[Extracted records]
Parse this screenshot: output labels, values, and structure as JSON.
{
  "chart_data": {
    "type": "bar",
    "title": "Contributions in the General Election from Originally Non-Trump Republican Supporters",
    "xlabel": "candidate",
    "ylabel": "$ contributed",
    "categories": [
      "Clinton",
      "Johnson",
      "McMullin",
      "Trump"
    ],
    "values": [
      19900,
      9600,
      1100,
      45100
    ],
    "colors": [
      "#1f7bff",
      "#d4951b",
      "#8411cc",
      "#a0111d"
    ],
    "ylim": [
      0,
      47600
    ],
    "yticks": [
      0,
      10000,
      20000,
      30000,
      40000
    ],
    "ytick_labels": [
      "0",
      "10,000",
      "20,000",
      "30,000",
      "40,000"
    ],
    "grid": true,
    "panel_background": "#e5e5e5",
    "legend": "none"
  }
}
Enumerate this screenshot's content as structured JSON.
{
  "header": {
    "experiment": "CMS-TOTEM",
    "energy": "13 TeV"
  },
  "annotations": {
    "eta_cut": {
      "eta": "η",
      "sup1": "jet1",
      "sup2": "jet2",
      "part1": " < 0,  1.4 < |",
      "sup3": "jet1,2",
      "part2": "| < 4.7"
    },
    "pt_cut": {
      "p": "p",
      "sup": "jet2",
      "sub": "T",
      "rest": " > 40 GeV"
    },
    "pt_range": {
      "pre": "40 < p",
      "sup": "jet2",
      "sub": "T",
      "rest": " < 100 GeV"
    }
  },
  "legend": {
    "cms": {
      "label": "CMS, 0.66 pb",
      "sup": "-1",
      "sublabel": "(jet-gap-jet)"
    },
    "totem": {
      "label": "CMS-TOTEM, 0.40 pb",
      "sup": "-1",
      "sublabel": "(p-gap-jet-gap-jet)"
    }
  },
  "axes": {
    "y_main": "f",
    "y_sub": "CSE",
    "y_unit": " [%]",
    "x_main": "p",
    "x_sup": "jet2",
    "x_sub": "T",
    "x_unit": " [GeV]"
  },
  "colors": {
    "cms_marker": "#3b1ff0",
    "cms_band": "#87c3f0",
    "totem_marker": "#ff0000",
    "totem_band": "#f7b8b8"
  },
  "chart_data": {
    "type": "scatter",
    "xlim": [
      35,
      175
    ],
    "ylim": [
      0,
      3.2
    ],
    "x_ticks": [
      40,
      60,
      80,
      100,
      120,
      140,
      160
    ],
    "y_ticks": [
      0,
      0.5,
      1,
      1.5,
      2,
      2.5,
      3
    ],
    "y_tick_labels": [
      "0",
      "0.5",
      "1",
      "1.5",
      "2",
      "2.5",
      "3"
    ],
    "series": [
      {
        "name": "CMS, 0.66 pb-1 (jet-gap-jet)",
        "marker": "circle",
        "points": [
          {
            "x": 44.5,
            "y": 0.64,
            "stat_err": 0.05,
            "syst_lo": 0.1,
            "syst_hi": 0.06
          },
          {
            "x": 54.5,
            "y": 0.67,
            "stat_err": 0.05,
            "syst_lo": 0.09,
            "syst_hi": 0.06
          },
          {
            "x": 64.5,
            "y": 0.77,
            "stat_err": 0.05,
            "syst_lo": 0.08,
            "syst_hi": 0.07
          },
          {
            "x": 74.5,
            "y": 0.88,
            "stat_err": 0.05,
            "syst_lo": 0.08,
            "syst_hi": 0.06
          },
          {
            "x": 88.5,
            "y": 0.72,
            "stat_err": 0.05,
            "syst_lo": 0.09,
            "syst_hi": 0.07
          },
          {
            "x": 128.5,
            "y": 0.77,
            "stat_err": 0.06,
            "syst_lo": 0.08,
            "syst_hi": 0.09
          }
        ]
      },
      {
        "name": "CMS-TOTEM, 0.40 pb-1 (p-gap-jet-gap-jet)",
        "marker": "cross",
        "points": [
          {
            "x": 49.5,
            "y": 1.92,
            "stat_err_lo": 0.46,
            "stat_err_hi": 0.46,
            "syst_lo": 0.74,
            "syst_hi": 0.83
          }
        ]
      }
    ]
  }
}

STATED EXERCISE:
All of the entries should be written out again exactly.

RESPONSE TO THIS EXERCISE:
Parse this screenshot: output labels, values, and structure as JSON.
{
  "chart_data": {
    "type": "bar",
    "title": "Contributions in the General Election from Originally Non-Trump Republican Supporters",
    "xlabel": "candidate",
    "ylabel": "$ contributed",
    "categories": [
      "Clinton",
      "Johnson",
      "McMullin",
      "Trump"
    ],
    "values": [
      19900,
      9600,
      1100,
      45100
    ],
    "colors": [
      "#1f7bff",
      "#d4951b",
      "#8411cc",
      "#a0111d"
    ],
    "ylim": [
      0,
      47600
    ],
    "yticks": [
      0,
      10000,
      20000,
      30000,
      40000
    ],
    "ytick_labels": [
      "0",
      "10,000",
      "20,000",
      "30,000",
      "40,000"
    ],
    "grid": true,
    "panel_background": "#e5e5e5",
    "legend": "none"
  }
}
Enumerate this screenshot's content as structured JSON.
{
  "header": {
    "experiment": "CMS-TOTEM",
    "energy": "13 TeV"
  },
  "annotations": {
    "eta_cut": {
      "eta": "η",
      "sup1": "jet1",
      "sup2": "jet2",
      "part1": " < 0,  1.4 < |",
      "sup3": "jet1,2",
      "part2": "| < 4.7"
    },
    "pt_cut": {
      "p": "p",
      "sup": "jet2",
      "sub": "T",
      "rest": " > 40 GeV"
    },
    "pt_range": {
      "pre": "40 < p",
      "sup": "jet2",
      "sub": "T",
      "rest": " < 100 GeV"
    }
  },
  "legend": {
    "cms": {
      "label": "CMS, 0.66 pb",
      "sup": "-1",
      "sublabel": "(jet-gap-jet)"
    },
    "totem": {
      "label": "CMS-TOTEM, 0.40 pb",
      "sup": "-1",
      "sublabel": "(p-gap-jet-gap-jet)"
    }
  },
  "axes": {
    "y_main": "f",
    "y_sub": "CSE",
    "y_unit": " [%]",
    "x_main": "p",
    "x_sup": "jet2",
    "x_sub": "T",
    "x_unit": " [GeV]"
  },
  "colors": {
    "cms_marker": "#3b1ff0",
    "cms_band": "#87c3f0",
    "totem_marker": "#ff0000",
    "totem_band": "#f7b8b8"
  },
  "chart_data": {
    "type": "scatter",
    "xlim": [
      35,
      175
    ],
    "ylim": [
      0,
      3.2
    ],
    "x_ticks": [
      40,
      60,
      80,
      100,
      120,
      140,
      160
    ],
    "y_ticks": [
      0,
      0.5,
      1,
      1.5,
      2,
      2.5,
      3
    ],
    "y_tick_labels": [
      "0",
      "0.5",
      "1",
      "1.5",
      "2",
      "2.5",
      "3"
    ],
    "series": [
      {
        "name": "CMS, 0.66 pb-1 (jet-gap-jet)",
        "marker": "circle",
        "points": [
          {
            "x": 44.5,
            "y": 0.64,
            "stat_err": 0.05,
            "syst_lo": 0.1,
            "syst_hi": 0.06
          },
          {
            "x": 54.5,
            "y": 0.67,
            "stat_err": 0.05,
            "syst_lo": 0.09,
            "syst_hi": 0.06
          },
          {
            "x": 64.5,
            "y": 0.77,
            "stat_err": 0.05,
            "syst_lo": 0.08,
            "syst_hi": 0.07
          },
          {
            "x": 74.5,
            "y": 0.88,
            "stat_err": 0.05,
            "syst_lo": 0.08,
            "syst_hi": 0.06
          },
          {
            "x": 88.5,
            "y": 0.72,
            "stat_err": 0.05,
            "syst_lo": 0.09,
            "syst_hi": 0.07
          },
          {
            "x": 128.5,
            "y": 0.77,
            "stat_err": 0.06,
            "syst_lo": 0.08,
            "syst_hi": 0.09
          }
        ]
      },
      {
        "name": "CMS-TOTEM, 0.40 pb-1 (p-gap-jet-gap-jet)",
        "marker": "cross",
        "points": [
          {
            "x": 49.5,
            "y": 1.92,
            "stat_err_lo": 0.46,
            "stat_err_hi": 0.46,
            "syst_lo": 0.74,
            "syst_hi": 0.83
          }
        ]
      }
    ]
  }
}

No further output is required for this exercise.